**WORK REQUIRED**
Could you copy every line from the material below in which "shrimp" appears?

# DATA FOR THE TASK start

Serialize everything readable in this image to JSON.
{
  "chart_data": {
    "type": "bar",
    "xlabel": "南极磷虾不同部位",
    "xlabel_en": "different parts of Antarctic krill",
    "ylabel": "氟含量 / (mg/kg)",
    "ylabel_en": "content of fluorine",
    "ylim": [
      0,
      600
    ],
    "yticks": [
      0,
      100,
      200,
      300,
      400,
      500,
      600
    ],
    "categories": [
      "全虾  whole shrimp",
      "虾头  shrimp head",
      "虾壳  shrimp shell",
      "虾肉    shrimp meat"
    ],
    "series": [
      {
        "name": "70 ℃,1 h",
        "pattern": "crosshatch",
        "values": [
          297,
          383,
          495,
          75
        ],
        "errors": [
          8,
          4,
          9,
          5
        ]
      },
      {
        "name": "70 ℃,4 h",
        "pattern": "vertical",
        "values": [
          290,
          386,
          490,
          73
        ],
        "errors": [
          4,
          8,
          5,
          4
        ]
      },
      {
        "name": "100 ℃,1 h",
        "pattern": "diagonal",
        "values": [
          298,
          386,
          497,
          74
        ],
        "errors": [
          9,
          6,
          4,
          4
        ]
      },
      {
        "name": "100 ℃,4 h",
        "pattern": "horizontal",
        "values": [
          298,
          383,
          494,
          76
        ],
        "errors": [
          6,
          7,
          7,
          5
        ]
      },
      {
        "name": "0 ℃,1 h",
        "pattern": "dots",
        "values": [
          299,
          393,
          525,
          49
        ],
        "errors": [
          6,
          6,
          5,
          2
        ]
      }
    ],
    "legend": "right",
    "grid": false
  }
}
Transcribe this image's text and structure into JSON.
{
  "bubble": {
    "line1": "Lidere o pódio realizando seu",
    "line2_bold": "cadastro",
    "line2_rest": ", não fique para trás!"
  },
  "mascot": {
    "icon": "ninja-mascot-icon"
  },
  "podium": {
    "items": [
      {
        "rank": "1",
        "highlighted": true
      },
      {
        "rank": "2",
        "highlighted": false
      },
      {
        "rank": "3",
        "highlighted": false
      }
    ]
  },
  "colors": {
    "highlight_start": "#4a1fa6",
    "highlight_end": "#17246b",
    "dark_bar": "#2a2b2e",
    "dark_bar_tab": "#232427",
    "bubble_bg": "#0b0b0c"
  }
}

# DATA FOR THE TASK end

**FINAL ANSWER**
      "全虾  whole shrimp",
      "虾头  shrimp head",
      "虾壳  shrimp shell",
      "虾肉    shrimp meat"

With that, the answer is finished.